_Directive:_ Scan the data. Collect each line that contains the word "subtitle".

_Source records:_
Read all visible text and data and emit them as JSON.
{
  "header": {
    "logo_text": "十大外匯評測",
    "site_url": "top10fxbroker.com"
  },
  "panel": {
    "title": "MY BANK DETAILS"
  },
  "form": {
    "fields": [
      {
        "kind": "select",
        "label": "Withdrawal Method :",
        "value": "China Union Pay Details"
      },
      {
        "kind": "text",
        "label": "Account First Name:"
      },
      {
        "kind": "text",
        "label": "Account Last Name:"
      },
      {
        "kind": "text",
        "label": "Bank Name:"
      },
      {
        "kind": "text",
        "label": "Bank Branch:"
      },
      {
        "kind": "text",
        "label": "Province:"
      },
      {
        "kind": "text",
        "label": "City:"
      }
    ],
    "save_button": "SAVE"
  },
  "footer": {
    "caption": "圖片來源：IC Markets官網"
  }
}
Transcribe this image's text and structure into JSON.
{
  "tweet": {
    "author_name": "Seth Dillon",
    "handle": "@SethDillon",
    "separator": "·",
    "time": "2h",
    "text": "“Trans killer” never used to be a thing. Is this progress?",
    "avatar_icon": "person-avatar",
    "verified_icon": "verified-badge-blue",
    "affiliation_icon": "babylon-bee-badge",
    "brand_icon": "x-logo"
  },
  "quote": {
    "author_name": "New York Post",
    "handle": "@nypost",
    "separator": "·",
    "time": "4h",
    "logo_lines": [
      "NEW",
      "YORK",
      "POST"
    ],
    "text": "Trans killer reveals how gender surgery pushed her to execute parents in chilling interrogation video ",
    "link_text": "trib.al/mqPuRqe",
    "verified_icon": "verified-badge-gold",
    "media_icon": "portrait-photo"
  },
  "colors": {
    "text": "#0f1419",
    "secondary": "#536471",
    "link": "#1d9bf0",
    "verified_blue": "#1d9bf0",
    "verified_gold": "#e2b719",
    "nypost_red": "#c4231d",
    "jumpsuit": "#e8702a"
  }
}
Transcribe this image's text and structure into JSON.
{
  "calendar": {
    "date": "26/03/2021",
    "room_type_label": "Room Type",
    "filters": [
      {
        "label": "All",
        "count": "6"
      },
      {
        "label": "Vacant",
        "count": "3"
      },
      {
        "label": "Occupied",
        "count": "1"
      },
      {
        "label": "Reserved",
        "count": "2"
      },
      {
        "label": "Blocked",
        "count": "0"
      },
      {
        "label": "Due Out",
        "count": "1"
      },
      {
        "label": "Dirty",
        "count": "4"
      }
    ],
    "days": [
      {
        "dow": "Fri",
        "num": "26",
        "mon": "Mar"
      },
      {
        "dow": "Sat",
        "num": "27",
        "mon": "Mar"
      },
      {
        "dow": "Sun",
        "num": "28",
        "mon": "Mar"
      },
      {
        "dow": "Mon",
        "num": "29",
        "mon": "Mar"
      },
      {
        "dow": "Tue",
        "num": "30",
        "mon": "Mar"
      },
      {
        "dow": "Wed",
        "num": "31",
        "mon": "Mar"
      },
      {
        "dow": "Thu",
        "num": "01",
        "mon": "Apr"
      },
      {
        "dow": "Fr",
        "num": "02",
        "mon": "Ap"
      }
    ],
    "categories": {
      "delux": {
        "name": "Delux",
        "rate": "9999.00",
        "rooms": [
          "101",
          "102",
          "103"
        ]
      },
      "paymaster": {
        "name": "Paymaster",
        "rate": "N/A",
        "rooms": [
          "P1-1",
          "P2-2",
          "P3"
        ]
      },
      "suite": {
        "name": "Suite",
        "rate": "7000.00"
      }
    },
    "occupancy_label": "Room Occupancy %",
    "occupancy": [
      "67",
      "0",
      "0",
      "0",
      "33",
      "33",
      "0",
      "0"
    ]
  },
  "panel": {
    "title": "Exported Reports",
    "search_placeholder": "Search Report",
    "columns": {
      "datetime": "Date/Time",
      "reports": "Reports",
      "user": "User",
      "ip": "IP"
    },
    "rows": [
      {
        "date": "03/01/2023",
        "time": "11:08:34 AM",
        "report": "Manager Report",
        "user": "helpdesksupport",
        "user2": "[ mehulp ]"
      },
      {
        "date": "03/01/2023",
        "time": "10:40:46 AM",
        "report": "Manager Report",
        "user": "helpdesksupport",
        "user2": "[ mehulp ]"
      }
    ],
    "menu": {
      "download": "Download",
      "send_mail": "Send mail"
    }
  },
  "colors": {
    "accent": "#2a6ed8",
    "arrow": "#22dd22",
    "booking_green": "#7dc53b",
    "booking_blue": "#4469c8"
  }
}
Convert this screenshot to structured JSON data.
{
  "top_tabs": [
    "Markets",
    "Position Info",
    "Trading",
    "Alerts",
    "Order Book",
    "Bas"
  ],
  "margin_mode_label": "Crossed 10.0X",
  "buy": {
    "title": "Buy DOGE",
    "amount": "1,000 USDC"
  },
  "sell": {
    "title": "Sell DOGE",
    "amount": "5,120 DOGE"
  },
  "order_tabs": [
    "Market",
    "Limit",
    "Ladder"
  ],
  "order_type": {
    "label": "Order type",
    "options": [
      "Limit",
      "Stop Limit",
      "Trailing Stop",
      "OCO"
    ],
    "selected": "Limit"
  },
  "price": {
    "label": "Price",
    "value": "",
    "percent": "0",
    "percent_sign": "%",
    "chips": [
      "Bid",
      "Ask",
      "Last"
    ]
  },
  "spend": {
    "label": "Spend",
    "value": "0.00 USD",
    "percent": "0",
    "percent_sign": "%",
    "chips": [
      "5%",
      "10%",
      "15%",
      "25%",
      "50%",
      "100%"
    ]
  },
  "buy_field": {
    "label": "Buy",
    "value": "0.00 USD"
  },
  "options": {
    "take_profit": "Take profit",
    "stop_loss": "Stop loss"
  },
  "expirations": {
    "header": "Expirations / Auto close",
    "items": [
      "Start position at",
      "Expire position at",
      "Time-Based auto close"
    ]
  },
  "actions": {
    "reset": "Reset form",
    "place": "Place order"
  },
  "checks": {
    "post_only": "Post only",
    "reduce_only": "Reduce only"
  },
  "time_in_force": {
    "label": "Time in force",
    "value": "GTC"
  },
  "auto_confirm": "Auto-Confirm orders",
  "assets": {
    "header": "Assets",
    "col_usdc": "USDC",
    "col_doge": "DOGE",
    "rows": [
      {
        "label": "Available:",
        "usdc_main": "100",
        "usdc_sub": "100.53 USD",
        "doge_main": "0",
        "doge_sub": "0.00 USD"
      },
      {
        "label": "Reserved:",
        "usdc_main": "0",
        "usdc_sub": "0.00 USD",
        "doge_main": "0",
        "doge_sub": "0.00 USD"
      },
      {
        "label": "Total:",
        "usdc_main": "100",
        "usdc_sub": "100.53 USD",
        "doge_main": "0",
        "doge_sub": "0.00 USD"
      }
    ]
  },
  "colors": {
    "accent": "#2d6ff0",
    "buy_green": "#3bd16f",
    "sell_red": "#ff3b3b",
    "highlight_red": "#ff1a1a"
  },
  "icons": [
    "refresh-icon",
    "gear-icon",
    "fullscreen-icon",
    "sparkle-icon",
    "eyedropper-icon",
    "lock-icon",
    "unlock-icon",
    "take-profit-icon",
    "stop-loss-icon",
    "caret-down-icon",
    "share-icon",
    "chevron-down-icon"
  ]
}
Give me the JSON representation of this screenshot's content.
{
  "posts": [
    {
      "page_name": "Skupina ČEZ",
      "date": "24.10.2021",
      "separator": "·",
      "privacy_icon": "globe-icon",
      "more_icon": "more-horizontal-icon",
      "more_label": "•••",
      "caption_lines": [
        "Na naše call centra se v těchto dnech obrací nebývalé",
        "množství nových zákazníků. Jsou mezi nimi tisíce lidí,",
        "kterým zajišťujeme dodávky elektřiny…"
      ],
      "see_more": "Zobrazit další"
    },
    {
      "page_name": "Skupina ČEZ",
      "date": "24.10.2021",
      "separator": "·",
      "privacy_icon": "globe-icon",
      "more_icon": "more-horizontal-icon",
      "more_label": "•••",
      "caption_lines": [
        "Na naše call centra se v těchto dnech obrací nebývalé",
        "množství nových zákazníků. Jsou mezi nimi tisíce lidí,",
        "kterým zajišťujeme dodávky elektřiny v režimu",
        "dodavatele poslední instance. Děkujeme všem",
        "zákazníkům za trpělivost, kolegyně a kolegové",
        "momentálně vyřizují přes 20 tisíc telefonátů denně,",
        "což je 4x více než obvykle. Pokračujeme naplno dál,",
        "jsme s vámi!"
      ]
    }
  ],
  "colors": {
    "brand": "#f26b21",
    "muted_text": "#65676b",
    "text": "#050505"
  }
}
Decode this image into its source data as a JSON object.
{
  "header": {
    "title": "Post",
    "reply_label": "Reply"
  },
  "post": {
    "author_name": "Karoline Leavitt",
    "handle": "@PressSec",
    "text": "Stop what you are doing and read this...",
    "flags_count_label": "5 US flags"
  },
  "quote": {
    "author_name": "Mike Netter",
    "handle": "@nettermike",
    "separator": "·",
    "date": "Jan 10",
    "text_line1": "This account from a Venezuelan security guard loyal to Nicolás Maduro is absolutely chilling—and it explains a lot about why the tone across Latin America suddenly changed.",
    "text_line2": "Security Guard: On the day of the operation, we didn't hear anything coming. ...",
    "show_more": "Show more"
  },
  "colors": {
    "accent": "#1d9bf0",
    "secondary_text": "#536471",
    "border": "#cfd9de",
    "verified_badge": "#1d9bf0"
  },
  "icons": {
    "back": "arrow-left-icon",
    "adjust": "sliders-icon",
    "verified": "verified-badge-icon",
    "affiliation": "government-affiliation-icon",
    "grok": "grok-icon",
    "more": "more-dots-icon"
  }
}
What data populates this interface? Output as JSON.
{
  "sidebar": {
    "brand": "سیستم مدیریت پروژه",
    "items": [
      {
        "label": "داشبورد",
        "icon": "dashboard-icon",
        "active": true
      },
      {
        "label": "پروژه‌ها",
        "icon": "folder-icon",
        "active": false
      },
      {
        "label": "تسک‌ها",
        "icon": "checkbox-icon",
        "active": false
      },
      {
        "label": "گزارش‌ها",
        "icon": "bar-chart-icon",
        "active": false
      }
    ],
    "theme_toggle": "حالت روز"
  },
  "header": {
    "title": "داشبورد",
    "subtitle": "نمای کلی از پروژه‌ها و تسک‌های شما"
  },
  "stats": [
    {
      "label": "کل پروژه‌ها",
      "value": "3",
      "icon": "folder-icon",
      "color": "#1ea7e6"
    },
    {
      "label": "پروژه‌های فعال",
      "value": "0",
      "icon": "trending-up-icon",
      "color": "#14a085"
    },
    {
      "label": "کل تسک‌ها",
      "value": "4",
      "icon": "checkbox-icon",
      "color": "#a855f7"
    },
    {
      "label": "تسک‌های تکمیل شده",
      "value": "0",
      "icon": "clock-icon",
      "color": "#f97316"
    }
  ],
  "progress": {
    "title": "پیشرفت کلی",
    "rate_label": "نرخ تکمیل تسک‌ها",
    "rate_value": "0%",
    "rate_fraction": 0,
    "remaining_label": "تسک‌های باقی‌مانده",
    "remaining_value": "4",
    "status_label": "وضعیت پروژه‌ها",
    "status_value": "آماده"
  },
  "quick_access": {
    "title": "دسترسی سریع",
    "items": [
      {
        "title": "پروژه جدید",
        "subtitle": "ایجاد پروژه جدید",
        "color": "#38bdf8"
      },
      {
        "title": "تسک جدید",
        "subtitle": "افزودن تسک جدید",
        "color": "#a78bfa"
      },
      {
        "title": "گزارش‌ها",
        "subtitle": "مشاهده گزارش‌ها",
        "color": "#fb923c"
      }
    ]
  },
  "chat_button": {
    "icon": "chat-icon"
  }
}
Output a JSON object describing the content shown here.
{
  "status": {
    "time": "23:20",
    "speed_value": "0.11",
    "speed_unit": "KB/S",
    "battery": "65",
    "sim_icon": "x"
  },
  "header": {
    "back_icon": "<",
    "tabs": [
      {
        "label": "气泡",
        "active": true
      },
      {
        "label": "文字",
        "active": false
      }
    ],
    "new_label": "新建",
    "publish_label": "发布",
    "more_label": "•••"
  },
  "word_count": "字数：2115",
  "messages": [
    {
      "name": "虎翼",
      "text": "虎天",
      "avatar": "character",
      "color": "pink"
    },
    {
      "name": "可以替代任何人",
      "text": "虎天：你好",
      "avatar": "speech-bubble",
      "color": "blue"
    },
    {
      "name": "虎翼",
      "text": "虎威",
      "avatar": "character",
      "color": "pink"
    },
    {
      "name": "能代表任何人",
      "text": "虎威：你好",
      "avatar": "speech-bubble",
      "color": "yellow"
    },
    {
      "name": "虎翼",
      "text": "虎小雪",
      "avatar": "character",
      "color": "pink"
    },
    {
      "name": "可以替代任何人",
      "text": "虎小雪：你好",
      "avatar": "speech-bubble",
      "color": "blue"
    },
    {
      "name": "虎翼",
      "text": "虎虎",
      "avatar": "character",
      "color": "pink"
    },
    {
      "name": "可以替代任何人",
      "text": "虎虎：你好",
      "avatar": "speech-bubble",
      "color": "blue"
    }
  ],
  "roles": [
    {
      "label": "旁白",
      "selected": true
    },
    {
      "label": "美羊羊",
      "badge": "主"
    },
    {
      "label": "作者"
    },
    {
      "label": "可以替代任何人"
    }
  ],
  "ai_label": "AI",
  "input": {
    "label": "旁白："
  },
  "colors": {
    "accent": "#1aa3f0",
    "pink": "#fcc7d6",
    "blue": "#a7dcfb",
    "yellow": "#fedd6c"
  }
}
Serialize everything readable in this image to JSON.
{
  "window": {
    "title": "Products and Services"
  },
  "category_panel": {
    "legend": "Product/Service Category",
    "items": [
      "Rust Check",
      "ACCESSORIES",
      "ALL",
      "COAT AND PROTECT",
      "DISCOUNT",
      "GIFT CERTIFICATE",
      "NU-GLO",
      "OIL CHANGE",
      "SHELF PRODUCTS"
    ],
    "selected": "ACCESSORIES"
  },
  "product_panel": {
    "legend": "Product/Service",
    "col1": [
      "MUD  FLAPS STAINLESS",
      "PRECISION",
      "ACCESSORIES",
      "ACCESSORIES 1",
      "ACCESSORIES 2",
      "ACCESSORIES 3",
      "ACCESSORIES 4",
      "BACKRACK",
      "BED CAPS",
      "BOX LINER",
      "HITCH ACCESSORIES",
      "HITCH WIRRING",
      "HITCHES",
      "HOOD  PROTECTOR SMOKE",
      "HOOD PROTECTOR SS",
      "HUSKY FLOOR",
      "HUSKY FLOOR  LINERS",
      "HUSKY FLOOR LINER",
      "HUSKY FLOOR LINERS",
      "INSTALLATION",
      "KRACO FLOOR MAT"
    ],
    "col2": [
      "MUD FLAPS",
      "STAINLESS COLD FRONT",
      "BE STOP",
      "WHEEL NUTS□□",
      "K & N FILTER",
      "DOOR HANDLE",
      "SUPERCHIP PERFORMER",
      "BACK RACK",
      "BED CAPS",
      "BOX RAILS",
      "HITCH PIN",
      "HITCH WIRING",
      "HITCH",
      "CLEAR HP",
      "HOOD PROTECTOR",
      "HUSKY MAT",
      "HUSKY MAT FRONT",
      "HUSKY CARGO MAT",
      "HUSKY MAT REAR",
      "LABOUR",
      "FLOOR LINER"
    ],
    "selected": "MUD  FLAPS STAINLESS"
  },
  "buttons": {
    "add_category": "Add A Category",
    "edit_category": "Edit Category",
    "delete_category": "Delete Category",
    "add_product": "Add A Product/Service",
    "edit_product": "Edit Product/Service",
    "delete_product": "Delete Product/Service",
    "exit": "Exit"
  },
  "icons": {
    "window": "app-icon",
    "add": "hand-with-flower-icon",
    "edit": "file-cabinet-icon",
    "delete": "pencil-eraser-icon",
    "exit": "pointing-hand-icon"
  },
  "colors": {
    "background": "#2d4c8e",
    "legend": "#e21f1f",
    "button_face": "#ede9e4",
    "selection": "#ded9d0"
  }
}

_Correct result:_
    "subtitle": "نمای کلی از پروژه‌ها و تسک‌های شما"
        "subtitle": "ایجاد پروژه جدید",
        "subtitle": "افزودن تسک جدید",
        "subtitle": "مشاهده گزارش‌ها",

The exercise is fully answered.